BEGIN Extracted records

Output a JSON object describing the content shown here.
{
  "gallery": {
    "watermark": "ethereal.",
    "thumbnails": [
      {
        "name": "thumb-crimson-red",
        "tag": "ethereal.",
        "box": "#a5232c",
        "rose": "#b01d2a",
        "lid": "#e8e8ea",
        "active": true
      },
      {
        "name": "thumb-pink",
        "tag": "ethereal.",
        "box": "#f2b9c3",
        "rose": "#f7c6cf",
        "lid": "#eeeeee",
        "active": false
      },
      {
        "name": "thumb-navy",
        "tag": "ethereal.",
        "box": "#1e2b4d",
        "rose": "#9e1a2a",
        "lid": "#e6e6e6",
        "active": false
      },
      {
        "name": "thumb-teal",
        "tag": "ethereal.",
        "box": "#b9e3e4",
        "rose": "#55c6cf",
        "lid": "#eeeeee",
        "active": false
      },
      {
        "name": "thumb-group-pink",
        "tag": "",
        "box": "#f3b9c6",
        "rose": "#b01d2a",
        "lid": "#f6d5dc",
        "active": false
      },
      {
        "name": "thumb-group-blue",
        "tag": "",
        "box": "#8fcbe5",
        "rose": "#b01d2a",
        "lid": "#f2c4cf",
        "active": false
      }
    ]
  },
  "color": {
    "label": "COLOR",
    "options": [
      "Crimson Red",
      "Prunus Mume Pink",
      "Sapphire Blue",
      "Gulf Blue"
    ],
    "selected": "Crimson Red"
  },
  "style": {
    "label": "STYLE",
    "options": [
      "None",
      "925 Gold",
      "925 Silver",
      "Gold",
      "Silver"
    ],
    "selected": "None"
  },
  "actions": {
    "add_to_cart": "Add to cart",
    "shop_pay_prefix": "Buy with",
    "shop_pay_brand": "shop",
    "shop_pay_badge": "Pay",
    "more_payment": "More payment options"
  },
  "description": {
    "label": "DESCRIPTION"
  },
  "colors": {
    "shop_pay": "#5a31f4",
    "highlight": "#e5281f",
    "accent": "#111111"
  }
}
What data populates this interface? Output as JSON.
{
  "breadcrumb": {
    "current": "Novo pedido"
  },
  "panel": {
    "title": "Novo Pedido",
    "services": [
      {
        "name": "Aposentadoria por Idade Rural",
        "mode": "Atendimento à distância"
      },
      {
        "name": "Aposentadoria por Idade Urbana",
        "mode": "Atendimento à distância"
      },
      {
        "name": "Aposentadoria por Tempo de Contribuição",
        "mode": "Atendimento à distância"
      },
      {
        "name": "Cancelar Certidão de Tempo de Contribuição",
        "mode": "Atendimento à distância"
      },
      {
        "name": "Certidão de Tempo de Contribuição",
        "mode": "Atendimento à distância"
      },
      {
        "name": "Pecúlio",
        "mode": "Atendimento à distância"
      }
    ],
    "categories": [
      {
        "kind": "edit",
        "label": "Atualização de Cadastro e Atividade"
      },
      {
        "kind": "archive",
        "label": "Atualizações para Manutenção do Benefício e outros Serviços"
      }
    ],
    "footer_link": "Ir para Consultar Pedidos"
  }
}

END Extracted records

Stated task: Search the data for "selected". Copy every line that has it.

Full response:
    "selected": "Crimson Red"
    "selected": "None"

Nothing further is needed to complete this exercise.